— start Exercise inputs —

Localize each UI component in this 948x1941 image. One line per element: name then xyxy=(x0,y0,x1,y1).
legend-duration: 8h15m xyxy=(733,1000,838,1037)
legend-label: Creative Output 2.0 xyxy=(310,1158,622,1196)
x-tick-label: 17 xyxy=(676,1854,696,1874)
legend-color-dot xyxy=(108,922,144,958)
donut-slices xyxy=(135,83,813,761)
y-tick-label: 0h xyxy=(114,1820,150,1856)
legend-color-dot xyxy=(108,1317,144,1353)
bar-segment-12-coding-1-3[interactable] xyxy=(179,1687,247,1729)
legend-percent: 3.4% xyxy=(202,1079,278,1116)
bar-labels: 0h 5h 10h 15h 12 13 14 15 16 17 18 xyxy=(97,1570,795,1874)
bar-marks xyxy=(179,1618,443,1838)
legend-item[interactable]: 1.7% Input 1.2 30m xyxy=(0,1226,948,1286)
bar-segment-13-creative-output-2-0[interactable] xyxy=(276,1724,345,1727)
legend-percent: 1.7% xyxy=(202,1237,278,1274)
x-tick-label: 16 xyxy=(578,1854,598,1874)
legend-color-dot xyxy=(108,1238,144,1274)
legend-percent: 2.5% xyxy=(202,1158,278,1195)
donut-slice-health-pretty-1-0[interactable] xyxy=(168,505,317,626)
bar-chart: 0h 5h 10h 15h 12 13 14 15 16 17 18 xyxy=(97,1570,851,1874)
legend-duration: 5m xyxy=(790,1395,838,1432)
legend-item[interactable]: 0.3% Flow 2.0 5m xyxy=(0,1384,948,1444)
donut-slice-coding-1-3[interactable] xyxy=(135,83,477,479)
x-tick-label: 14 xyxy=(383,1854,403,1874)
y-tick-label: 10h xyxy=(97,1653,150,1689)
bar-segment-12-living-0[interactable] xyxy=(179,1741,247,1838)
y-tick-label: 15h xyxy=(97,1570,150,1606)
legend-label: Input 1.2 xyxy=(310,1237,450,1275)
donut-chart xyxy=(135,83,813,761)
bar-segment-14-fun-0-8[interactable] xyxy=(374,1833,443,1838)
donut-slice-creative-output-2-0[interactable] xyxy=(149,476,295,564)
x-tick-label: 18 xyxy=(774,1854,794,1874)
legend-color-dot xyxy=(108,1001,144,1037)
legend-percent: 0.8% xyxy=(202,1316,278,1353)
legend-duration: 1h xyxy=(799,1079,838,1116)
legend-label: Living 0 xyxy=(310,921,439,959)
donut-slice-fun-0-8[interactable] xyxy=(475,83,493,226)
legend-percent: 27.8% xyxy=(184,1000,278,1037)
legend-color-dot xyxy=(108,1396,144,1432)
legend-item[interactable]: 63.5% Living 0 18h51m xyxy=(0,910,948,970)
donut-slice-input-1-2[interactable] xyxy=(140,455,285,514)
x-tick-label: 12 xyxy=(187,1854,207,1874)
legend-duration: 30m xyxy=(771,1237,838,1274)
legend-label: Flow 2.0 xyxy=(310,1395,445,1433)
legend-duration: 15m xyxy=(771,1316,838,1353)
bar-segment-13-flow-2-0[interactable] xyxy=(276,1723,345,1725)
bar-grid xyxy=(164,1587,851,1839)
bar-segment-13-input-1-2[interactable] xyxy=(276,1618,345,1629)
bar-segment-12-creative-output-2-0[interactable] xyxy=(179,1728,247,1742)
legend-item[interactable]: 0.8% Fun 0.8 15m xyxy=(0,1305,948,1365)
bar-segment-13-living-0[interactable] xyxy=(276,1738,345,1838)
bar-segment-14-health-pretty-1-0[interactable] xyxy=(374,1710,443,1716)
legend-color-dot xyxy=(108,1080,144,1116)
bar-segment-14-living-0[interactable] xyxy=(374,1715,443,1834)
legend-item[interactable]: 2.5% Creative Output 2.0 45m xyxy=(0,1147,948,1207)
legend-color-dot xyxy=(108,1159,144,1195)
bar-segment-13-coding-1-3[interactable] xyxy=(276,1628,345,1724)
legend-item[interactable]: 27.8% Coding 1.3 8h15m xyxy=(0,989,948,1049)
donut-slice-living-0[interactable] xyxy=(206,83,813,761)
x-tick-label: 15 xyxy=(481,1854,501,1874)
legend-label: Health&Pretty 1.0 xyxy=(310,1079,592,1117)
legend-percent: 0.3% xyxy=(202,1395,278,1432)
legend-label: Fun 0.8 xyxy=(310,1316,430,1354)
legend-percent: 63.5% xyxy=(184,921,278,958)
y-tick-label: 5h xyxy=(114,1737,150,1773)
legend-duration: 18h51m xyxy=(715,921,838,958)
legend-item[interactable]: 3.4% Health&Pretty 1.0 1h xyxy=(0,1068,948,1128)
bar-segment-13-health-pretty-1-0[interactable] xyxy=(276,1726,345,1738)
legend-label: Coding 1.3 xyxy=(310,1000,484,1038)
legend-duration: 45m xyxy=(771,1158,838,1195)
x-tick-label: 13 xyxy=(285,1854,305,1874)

— end Exercise inputs —

Can you write out the data above word for word, from its start through the line containing "legend-percent: 2.5% xyxy=(202,1158,278,1195)", both ends included?

- _The result_
Localize each UI component in this 948x1941 image. One line per element: name then xyxy=(x0,y0,x1,y1).
legend-duration: 8h15m xyxy=(733,1000,838,1037)
legend-label: Creative Output 2.0 xyxy=(310,1158,622,1196)
x-tick-label: 17 xyxy=(676,1854,696,1874)
legend-color-dot xyxy=(108,922,144,958)
donut-slices xyxy=(135,83,813,761)
y-tick-label: 0h xyxy=(114,1820,150,1856)
legend-color-dot xyxy=(108,1317,144,1353)
bar-segment-12-coding-1-3[interactable] xyxy=(179,1687,247,1729)
legend-percent: 3.4% xyxy=(202,1079,278,1116)
bar-labels: 0h 5h 10h 15h 12 13 14 15 16 17 18 xyxy=(97,1570,795,1874)
bar-marks xyxy=(179,1618,443,1838)
legend-item[interactable]: 1.7% Input 1.2 30m xyxy=(0,1226,948,1286)
bar-segment-13-creative-output-2-0[interactable] xyxy=(276,1724,345,1727)
legend-percent: 1.7% xyxy=(202,1237,278,1274)
x-tick-label: 16 xyxy=(578,1854,598,1874)
legend-color-dot xyxy=(108,1238,144,1274)
legend-percent: 2.5% xyxy=(202,1158,278,1195)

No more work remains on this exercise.